— Begin DATA SHOWN —

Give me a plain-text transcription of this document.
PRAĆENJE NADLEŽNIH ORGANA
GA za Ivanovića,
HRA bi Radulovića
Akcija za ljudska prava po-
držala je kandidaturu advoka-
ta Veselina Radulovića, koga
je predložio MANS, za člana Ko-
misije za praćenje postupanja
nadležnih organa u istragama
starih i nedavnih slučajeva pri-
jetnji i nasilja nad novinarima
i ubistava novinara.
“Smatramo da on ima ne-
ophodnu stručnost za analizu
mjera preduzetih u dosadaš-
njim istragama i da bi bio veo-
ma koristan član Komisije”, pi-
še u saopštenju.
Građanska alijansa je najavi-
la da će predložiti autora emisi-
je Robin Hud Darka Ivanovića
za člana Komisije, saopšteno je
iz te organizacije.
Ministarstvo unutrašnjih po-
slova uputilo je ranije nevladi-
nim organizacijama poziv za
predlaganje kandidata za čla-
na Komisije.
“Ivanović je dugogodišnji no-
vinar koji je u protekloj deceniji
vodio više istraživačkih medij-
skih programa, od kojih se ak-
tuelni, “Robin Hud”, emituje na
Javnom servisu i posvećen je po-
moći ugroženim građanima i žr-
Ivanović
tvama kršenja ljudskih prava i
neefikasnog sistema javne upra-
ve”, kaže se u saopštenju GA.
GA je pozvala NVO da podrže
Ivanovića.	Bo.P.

— End DATA SHOWN —

→ STATED EXERCISE: Where a line in the entries holds "istragama", copy that line.

→ WRITTEN ANSWER:
nadležnih organa u istragama
njim istragama i da bi bio veo-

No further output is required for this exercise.